■ **TASK DETAILS**: Reproduce the records below exactly as they appear, omitting any pictures they contain.
##### RECORDS PROVIDED
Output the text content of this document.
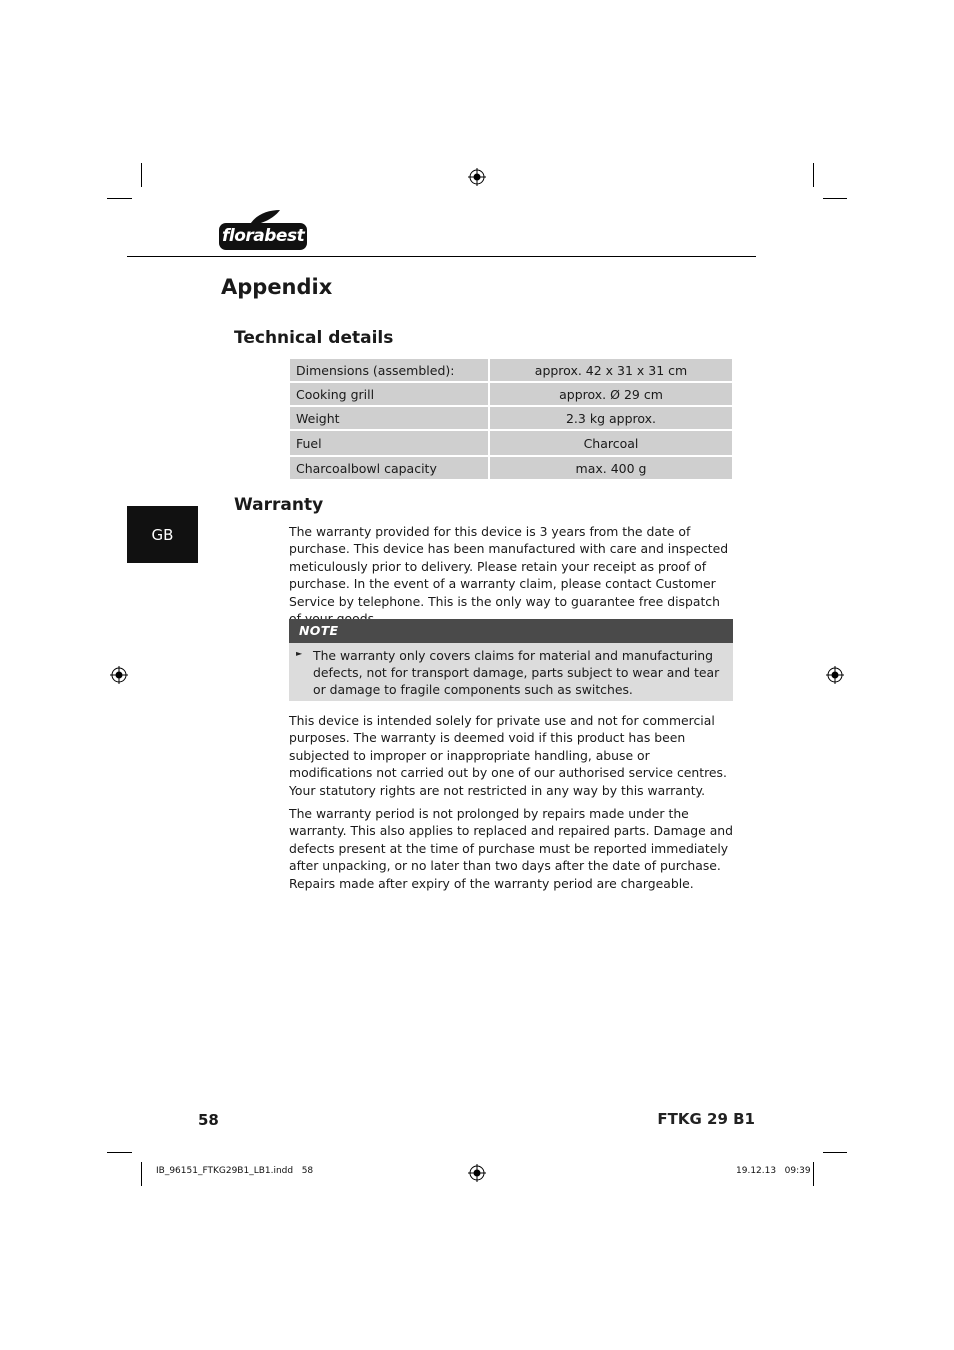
florabest
Appendix
Technical details
Dimensions (assembled):	approx. 42 x 31 x 31 cm
Cooking grill	approx. Ø 29 cm
Weight	2.3 kg approx.
Fuel	Charcoal
Charcoalbowl capacity	max. 400 g
GB
Warranty

The warranty provided for this device is 3 years from the date of purchase. This device has been manufactured with care and inspected meticulously prior to delivery. Please retain your receipt as proof of purchase. In the event of a warranty claim, please contact Customer Service by telephone. This is the only way to guarantee free dispatch

NOTE
► The warranty only covers claims for material and manufacturing defects, not for transport damage, parts subject to wear and tear or damage to fragile components such as switches.

This device is intended solely for private use and not for commercial purposes. The warranty is deemed void if this product has been subjected to improper or inappropriate handling, abuse or modifications not carried out by one of our authorised service centres. Your statutory rights are not restricted in any way by this warranty.

The warranty period is not prolonged by repairs made under the warranty. This also applies to replaced and repaired parts. Damage and defects present at the time of purchase must be reported immediately after unpacking, or no later than two days after the date of purchase. Repairs made after expiry of the warranty period are chargeable.

58	FTKG 29 B1
IB_96151_FTKG29B1_LB1.indd   58	19.12.13   09:39
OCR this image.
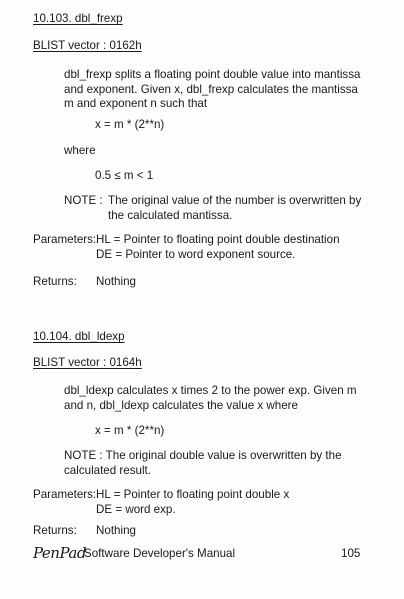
10.103. dbl_frexp
BLIST vector : 0162h
dbl_frexp splits a floating point double value into mantissa and exponent. Given x, dbl_frexp calculates the mantissa m and exponent n such that
x = m * (2**n)
where
0.5 ≤ m < 1
NOTE : The original value of the number is overwritten by the calculated mantissa.
Parameters: HL = Pointer to floating point double destination
DE = Pointer to word exponent source.
Returns: Nothing
10.104. dbl_ldexp
BLIST vector : 0164h
dbl_ldexp calculates x times 2 to the power exp. Given m and n, dbl_ldexp calculates the value x where
x = m * (2**n)
NOTE : The original double value is overwritten by the calculated result.
Parameters: HL = Pointer to floating point double x
DE = word exp.
Returns: Nothing
PenPad
Software Developer's Manual	105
##########
■ **FINAL RESULT**:
Output the text content of this document.
florabest
Appendix
Technical details
Dimensions (assembled):	approx. 42 x 31 x 31 cm
Cooking grill	approx. Ø 29 cm
Weight	2.3 kg approx.
Fuel	Charcoal
Charcoalbowl capacity	max. 400 g
GB
Warranty

The warranty provided for this device is 3 years from the date of purchase. This device has been manufactured with care and inspected meticulously prior to delivery. Please retain your receipt as proof of purchase. In the event of a warranty claim, please contact Customer Service by telephone. This is the only way to guarantee free dispatch

NOTE
► The warranty only covers claims for material and manufacturing defects, not for transport damage, parts subject to wear and tear or damage to fragile components such as switches.

This device is intended solely for private use and not for commercial purposes. The warranty is deemed void if this product has been subjected to improper or inappropriate handling, abuse or modifications not carried out by one of our authorised service centres. Your statutory rights are not restricted in any way by this warranty.

The warranty period is not prolonged by repairs made under the warranty. This also applies to replaced and repaired parts. Damage and defects present at the time of purchase must be reported immediately after unpacking, or no later than two days after the date of purchase. Repairs made after expiry of the warranty period are chargeable.

58	FTKG 29 B1
IB_96151_FTKG29B1_LB1.indd   58	19.12.13   09:39
OCR this image.
10.103. dbl_frexp
BLIST vector : 0162h
dbl_frexp splits a floating point double value into mantissa and exponent. Given x, dbl_frexp calculates the mantissa m and exponent n such that
x = m * (2**n)
where
0.5 ≤ m < 1
NOTE : The original value of the number is overwritten by the calculated mantissa.
Parameters: HL = Pointer to floating point double destination
DE = Pointer to word exponent source.
Returns: Nothing
10.104. dbl_ldexp
BLIST vector : 0164h
dbl_ldexp calculates x times 2 to the power exp. Given m and n, dbl_ldexp calculates the value x where
x = m * (2**n)
NOTE : The original double value is overwritten by the calculated result.
Parameters: HL = Pointer to floating point double x
DE = word exp.
Returns: Nothing
PenPad
Software Developer's Manual	105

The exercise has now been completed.